[Data entries]
((

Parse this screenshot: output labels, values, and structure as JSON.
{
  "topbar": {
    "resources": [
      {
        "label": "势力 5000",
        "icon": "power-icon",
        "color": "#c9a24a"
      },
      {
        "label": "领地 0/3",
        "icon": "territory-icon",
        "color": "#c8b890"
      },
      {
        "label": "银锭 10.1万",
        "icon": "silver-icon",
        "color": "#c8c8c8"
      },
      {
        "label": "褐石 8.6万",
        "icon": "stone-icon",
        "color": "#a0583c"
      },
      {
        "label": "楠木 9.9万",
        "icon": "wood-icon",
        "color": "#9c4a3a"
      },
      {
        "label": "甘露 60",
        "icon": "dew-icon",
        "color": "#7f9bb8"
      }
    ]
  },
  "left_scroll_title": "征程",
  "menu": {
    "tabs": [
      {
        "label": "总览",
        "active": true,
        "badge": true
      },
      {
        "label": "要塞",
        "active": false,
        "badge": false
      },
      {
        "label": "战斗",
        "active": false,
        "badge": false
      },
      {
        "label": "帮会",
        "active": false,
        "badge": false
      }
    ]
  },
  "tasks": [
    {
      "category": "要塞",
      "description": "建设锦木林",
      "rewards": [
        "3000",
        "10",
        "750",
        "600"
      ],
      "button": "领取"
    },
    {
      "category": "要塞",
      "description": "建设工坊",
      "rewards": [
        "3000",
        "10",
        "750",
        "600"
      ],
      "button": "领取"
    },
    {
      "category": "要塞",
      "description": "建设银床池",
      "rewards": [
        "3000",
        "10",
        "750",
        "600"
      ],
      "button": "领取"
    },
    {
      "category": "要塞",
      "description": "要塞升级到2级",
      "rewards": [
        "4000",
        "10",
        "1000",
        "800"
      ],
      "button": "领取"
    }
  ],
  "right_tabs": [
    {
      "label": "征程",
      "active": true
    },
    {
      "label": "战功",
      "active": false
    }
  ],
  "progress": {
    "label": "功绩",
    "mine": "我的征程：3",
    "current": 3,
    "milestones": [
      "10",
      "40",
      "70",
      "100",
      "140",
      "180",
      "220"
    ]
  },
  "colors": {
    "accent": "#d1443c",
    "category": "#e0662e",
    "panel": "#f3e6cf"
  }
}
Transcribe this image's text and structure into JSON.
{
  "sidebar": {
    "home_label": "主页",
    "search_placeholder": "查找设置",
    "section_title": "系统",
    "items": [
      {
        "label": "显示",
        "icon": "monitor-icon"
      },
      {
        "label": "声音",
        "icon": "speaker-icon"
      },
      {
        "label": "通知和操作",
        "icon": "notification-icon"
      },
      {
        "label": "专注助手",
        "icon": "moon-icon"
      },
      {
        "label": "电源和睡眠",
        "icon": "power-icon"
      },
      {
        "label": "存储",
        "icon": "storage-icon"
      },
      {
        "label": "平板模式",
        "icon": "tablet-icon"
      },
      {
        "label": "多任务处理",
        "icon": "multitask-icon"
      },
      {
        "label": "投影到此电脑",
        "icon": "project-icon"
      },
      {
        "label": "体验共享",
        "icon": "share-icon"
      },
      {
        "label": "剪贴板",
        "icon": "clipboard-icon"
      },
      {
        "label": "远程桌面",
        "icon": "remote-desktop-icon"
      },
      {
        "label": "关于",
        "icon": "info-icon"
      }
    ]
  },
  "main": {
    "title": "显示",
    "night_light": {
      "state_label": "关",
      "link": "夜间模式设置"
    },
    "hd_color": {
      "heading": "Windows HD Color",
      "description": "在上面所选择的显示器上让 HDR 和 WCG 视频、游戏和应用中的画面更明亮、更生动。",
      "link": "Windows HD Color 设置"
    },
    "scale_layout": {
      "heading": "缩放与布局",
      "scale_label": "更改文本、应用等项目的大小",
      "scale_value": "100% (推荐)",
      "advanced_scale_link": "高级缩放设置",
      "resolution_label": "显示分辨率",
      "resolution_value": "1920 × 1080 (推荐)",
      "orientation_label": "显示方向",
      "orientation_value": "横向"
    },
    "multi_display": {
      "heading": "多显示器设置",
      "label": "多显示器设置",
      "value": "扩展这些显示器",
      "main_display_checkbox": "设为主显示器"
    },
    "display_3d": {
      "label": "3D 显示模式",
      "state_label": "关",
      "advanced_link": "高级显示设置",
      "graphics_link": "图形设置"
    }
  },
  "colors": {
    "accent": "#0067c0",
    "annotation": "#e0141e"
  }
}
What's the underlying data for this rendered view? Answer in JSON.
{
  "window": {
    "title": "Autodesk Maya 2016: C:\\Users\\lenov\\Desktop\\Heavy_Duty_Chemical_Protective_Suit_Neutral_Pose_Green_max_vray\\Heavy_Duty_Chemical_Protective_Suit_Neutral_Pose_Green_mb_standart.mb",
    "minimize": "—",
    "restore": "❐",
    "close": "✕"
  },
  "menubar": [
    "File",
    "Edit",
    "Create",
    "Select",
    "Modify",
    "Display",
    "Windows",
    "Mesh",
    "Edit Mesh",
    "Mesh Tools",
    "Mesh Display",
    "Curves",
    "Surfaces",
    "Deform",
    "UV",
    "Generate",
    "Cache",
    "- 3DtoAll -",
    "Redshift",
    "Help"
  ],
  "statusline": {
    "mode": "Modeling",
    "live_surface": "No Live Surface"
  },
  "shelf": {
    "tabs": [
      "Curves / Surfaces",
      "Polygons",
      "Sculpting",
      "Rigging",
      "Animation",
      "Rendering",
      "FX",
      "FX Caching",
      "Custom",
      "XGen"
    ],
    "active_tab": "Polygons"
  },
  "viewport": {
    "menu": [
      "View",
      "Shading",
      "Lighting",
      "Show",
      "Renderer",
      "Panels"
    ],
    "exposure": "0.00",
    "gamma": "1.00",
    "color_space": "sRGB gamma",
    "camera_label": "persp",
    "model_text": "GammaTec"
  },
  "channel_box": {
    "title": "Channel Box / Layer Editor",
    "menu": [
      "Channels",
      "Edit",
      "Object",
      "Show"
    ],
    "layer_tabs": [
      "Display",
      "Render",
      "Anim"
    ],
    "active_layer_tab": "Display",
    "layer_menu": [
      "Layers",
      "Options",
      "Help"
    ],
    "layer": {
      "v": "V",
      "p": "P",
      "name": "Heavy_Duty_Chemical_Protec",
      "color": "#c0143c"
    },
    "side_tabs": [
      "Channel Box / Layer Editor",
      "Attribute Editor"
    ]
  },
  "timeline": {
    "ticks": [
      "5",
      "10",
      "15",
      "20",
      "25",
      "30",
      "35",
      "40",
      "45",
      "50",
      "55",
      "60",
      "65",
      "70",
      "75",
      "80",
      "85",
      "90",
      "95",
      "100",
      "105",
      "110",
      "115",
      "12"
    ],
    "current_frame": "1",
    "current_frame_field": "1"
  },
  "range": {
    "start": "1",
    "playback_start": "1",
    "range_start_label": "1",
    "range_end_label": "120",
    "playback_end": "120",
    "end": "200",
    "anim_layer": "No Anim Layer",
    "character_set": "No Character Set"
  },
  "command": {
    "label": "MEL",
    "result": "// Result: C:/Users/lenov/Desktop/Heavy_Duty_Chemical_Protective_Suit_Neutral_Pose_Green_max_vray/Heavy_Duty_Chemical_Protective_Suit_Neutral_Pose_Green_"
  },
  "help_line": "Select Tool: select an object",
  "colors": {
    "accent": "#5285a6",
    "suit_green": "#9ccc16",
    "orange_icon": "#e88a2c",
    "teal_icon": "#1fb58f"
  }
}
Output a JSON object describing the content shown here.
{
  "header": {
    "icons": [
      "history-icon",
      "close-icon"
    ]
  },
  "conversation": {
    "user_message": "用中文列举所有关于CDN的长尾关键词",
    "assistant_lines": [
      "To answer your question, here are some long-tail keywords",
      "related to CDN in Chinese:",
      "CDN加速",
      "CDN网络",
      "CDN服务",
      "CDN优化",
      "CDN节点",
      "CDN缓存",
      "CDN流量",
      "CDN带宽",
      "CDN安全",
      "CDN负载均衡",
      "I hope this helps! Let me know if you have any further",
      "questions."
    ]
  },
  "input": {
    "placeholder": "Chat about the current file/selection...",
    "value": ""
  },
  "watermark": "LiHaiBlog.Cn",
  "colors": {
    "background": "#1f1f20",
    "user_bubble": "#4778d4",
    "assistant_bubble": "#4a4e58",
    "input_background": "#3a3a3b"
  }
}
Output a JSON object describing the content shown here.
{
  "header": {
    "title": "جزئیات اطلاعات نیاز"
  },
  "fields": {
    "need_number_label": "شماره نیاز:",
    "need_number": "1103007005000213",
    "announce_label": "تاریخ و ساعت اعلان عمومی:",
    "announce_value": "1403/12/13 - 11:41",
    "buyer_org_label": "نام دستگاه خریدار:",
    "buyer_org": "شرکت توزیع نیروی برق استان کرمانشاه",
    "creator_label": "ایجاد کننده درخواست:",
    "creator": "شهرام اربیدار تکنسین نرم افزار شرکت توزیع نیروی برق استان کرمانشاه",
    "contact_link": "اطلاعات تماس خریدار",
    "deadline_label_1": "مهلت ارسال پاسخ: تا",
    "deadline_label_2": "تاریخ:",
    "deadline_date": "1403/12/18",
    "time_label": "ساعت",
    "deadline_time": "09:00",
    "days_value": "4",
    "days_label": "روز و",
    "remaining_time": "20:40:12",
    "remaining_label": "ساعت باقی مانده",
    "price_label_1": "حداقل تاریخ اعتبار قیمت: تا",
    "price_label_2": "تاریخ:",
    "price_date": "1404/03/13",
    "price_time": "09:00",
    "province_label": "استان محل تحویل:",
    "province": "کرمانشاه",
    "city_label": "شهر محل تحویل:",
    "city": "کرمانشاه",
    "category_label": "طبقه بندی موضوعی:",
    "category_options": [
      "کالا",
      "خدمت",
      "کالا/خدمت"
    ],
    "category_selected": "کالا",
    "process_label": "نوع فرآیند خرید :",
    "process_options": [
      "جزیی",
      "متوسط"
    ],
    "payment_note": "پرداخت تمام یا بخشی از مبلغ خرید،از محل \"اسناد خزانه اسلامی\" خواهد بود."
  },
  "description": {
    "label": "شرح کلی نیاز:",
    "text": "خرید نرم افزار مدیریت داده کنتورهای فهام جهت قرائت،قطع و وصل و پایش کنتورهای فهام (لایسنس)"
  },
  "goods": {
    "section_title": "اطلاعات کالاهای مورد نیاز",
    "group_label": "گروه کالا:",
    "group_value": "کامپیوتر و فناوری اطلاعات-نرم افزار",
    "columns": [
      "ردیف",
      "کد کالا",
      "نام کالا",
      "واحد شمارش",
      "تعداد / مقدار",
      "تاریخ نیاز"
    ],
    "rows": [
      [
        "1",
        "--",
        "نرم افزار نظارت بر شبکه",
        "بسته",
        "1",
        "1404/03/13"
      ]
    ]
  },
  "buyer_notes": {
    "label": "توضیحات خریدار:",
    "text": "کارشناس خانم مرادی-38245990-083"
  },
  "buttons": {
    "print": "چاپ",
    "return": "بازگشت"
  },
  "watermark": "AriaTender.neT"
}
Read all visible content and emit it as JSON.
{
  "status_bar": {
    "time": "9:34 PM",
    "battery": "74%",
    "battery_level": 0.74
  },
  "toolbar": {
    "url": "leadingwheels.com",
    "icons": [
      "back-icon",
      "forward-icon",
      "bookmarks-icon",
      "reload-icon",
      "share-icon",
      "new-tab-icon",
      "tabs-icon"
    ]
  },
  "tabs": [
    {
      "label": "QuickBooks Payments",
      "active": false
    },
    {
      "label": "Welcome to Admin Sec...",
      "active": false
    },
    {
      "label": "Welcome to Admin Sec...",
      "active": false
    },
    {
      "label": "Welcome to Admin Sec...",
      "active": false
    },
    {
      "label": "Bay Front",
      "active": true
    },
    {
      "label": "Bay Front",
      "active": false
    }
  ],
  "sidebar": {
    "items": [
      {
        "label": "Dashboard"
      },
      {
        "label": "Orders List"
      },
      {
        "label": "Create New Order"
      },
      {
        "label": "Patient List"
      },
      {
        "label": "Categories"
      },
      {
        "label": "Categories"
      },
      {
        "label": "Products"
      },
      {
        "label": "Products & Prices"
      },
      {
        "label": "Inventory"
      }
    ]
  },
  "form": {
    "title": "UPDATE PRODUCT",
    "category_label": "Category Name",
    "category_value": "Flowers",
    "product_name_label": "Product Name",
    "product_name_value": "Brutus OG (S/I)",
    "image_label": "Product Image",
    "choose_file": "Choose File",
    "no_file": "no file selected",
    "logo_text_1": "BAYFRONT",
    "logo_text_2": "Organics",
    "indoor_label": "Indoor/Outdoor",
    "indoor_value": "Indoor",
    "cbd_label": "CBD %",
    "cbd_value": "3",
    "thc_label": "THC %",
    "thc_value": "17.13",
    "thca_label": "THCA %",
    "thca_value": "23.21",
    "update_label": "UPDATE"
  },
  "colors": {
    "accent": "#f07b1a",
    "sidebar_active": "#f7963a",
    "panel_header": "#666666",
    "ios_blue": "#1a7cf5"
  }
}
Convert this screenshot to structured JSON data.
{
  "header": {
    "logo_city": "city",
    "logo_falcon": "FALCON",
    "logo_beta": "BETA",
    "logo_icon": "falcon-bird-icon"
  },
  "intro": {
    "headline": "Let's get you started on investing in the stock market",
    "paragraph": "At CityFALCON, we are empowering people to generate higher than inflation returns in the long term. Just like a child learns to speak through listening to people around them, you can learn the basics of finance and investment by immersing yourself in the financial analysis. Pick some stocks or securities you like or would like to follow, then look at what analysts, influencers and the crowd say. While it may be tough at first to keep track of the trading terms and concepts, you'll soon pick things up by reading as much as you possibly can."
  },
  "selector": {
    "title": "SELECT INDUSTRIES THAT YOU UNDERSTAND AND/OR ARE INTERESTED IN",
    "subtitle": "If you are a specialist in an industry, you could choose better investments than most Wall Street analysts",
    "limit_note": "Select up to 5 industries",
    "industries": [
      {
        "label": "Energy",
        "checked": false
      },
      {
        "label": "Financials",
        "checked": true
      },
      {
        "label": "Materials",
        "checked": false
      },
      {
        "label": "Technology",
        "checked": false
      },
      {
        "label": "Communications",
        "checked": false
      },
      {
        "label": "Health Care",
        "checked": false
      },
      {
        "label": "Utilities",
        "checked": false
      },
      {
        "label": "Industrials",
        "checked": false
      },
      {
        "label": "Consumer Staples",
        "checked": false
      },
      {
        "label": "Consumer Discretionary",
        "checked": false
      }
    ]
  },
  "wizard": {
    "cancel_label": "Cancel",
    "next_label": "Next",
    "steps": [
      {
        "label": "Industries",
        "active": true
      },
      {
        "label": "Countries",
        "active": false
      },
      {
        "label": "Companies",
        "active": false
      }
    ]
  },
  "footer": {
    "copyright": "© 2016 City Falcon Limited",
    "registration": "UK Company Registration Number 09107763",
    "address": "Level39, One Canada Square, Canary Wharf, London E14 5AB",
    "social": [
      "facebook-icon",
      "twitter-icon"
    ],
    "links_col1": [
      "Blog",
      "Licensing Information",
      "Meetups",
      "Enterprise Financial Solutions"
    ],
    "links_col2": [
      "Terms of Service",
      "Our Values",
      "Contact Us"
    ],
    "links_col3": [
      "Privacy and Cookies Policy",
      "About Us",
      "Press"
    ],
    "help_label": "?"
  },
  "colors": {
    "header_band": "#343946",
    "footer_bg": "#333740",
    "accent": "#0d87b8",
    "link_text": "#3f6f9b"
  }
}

))

#### YOUR GOAL:
Of the lines in the material, how many include "Products"? Respond with the number alone.

#### RESPONSE TO THE TASK:
2